--- START Exercise data ---

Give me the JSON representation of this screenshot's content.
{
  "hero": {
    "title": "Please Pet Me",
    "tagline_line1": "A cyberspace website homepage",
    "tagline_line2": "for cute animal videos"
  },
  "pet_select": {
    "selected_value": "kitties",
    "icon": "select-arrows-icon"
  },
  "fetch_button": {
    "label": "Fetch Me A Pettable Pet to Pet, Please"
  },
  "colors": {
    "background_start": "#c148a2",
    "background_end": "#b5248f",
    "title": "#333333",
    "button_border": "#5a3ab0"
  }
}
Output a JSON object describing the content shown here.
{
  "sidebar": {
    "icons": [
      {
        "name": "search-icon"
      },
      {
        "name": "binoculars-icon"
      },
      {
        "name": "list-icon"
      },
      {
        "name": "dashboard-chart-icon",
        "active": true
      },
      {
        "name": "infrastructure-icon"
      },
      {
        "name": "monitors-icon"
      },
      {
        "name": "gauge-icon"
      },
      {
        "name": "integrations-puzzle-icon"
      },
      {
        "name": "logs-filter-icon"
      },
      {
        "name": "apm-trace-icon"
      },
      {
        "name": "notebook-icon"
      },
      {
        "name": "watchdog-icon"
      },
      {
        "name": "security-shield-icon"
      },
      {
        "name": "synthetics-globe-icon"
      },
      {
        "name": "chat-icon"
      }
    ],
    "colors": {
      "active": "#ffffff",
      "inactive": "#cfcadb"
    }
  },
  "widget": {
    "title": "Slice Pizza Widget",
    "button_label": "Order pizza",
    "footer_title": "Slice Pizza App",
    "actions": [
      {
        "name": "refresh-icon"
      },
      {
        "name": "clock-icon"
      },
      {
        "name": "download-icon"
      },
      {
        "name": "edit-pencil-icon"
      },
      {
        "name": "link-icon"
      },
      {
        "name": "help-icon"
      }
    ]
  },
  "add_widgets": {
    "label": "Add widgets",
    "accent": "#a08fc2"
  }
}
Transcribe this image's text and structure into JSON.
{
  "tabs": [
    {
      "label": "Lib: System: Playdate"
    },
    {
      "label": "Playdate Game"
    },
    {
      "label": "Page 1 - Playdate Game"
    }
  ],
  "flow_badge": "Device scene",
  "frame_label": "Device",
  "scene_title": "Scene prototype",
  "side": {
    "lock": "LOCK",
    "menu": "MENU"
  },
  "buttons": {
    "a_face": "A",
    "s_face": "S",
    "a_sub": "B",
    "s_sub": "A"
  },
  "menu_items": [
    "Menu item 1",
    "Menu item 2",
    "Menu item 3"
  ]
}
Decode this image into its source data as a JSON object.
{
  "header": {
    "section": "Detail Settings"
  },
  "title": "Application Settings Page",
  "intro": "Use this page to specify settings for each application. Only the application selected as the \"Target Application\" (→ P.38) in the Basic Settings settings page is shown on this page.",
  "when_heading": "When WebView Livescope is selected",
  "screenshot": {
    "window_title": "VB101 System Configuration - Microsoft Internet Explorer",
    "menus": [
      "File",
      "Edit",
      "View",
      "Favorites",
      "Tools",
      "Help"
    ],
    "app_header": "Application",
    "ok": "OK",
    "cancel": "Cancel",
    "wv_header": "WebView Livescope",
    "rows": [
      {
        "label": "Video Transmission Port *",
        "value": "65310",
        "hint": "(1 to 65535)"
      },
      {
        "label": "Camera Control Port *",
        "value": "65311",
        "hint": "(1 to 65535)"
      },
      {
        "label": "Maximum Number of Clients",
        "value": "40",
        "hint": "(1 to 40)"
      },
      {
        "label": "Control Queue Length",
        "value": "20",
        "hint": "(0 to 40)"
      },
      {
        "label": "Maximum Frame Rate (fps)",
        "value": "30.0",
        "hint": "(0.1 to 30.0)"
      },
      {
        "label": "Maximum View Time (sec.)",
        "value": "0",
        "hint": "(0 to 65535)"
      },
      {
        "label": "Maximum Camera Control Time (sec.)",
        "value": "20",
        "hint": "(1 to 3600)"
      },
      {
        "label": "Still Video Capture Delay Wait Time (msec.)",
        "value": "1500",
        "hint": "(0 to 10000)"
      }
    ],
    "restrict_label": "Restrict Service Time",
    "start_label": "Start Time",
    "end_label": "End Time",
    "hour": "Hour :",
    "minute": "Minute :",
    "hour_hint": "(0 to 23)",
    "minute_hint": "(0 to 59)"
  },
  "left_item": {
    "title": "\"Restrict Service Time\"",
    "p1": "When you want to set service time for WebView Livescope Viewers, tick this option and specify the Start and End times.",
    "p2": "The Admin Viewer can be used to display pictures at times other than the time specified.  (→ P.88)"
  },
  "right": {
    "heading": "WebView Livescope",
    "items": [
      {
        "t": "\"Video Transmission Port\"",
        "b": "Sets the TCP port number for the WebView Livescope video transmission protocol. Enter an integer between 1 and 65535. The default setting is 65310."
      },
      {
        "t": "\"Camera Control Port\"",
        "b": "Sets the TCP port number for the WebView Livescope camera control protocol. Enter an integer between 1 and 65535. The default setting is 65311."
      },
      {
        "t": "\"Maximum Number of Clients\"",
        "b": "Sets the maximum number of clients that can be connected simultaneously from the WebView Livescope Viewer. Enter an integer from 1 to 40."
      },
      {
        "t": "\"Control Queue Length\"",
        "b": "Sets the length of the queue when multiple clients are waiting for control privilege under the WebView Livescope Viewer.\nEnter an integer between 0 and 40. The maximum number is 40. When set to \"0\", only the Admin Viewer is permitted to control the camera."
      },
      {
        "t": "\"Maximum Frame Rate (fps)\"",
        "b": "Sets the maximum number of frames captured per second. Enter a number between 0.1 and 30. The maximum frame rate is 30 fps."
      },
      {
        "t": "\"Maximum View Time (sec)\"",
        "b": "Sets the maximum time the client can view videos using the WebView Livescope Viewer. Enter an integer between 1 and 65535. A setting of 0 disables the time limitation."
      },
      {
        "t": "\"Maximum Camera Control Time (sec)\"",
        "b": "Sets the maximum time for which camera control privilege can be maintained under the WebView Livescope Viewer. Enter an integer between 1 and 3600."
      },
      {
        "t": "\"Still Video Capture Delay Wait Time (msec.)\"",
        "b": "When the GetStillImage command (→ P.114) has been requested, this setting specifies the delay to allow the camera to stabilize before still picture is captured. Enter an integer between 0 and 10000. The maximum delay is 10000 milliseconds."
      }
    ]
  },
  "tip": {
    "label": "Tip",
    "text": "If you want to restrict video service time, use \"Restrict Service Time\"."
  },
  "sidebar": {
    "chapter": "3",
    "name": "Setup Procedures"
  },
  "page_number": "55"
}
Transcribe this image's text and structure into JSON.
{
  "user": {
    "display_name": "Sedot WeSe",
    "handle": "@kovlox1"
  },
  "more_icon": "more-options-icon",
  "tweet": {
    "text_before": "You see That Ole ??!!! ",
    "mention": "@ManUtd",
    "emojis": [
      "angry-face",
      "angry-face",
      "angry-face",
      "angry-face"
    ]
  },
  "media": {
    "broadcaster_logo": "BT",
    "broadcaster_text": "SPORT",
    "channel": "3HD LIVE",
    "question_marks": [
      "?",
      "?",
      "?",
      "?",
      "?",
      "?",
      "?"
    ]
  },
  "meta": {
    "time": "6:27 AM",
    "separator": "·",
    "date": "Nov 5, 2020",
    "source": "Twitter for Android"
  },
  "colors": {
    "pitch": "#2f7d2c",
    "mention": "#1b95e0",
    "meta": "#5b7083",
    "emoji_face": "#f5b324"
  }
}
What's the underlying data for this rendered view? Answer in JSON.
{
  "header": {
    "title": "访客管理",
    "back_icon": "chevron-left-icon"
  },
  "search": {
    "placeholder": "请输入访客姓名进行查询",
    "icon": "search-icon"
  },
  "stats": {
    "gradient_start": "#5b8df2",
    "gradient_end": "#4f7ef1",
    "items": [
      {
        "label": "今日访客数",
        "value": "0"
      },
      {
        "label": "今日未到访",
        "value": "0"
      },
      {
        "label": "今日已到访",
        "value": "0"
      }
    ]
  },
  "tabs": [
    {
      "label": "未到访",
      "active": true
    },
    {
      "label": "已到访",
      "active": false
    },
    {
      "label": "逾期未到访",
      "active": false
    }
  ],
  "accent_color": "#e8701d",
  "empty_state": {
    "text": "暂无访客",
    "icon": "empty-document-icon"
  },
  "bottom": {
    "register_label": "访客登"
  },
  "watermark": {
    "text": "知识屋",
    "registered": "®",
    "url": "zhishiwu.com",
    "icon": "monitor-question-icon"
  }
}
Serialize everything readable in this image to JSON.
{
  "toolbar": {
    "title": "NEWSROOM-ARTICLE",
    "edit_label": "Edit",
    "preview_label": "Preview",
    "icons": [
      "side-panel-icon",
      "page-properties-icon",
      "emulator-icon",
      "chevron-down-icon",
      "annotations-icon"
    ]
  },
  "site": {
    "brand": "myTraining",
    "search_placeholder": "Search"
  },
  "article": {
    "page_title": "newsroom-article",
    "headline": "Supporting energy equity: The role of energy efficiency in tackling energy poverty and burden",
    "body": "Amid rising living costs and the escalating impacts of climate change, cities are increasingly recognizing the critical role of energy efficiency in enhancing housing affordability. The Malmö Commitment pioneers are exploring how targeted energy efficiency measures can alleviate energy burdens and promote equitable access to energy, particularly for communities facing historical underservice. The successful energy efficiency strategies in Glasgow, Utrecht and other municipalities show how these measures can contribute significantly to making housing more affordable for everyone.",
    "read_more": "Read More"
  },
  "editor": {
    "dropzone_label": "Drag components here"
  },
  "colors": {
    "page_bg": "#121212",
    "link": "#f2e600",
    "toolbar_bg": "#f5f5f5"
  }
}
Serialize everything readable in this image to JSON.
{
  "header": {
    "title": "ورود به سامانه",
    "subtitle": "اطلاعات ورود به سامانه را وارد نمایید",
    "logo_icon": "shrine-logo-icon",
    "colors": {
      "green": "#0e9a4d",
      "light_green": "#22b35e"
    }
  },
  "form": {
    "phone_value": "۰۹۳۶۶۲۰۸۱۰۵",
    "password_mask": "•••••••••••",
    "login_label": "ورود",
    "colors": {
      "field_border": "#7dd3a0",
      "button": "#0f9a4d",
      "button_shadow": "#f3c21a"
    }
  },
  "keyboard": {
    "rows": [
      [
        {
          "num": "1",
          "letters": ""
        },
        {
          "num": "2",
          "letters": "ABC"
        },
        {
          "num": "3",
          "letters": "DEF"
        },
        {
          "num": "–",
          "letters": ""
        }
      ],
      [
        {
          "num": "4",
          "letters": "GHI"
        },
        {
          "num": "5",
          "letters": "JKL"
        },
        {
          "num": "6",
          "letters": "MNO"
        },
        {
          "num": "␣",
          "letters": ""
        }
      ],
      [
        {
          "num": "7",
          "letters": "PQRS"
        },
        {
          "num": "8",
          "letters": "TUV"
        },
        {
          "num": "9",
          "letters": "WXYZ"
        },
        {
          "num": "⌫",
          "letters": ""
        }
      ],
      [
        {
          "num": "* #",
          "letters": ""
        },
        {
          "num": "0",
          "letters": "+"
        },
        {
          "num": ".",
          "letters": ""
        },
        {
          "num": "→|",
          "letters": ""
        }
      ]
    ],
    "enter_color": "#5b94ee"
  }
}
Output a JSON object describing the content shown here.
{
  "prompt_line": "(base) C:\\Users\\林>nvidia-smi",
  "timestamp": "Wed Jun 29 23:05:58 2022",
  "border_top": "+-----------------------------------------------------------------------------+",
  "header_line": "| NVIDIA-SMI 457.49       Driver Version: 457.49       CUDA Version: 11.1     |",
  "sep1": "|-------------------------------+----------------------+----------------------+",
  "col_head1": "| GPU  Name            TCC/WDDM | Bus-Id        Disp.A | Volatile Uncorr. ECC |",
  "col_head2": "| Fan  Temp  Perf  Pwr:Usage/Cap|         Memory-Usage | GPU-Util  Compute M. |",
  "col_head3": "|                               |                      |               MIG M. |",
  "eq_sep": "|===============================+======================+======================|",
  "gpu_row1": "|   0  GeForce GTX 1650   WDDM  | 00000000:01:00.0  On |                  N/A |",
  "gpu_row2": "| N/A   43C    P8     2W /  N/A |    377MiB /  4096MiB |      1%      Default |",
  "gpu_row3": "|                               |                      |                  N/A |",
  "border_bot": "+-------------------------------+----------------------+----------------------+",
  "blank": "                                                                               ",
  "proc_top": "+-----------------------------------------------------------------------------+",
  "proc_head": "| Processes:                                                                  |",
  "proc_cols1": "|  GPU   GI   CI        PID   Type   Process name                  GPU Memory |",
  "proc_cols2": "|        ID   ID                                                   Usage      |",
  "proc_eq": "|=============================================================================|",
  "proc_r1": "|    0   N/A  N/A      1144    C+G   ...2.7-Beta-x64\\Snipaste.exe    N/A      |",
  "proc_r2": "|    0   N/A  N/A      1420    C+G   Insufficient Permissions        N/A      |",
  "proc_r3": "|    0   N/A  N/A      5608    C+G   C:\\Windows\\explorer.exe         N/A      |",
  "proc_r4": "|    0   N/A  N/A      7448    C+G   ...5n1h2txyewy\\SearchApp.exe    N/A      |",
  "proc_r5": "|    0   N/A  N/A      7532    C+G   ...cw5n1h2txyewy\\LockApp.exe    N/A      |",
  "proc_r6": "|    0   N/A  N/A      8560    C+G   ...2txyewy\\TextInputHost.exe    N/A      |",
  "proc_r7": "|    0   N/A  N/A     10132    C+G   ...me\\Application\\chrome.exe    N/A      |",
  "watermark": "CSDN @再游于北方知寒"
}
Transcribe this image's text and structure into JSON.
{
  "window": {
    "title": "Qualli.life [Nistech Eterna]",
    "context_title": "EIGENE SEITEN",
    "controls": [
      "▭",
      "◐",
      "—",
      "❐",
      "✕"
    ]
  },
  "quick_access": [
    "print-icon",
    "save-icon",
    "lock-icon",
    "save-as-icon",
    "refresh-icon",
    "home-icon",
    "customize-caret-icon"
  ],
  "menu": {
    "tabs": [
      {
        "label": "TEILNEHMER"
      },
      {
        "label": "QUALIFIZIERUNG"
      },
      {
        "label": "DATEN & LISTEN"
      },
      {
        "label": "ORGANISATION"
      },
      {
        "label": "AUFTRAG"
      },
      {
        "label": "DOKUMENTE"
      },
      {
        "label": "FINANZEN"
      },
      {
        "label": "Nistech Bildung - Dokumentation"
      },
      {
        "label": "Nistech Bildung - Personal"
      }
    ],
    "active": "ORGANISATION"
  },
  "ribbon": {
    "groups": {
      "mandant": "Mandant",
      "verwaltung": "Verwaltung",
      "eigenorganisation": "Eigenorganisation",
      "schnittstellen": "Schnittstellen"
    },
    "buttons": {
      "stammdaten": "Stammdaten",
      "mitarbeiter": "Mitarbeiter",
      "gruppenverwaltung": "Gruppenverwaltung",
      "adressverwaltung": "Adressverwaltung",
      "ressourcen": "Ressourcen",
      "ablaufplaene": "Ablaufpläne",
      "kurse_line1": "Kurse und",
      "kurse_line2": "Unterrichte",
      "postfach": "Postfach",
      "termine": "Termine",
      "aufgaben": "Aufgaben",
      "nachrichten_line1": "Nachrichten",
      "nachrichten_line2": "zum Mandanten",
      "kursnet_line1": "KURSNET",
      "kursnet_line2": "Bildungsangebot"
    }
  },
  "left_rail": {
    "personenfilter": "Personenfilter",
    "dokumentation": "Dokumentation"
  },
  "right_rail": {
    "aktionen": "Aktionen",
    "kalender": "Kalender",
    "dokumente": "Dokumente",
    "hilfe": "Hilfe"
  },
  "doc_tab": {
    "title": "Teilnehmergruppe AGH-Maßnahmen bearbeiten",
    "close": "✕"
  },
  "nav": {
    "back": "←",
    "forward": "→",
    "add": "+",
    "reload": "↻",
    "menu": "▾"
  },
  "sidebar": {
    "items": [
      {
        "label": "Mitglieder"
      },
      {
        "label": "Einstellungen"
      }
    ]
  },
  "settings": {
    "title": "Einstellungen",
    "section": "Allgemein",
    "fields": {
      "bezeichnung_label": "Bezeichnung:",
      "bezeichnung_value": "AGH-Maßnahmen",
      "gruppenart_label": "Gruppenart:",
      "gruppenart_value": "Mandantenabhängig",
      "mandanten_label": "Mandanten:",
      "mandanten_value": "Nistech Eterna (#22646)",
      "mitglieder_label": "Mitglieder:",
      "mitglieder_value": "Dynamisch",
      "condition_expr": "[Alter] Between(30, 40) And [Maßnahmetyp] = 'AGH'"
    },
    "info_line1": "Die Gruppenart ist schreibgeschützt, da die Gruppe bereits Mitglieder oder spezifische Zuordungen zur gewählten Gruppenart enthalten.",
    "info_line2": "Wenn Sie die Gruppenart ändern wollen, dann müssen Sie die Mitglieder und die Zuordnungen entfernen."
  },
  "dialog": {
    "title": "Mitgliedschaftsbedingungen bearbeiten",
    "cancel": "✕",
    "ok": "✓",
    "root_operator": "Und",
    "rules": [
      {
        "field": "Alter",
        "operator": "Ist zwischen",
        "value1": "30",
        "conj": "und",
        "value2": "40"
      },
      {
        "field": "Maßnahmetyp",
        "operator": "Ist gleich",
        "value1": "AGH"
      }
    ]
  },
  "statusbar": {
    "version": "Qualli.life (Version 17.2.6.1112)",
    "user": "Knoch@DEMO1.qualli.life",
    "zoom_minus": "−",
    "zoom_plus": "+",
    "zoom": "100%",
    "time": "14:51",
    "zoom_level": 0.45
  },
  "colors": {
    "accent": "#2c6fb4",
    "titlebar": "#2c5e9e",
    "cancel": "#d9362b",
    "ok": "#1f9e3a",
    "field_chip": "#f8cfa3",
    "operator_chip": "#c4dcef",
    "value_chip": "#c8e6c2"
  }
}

--- END Exercise data ---

Requirement
Where a line above holds the string "سامانه", show that line.

Response
    "title": "ورود به سامانه",
    "subtitle": "اطلاعات ورود به سامانه را وارد نمایید",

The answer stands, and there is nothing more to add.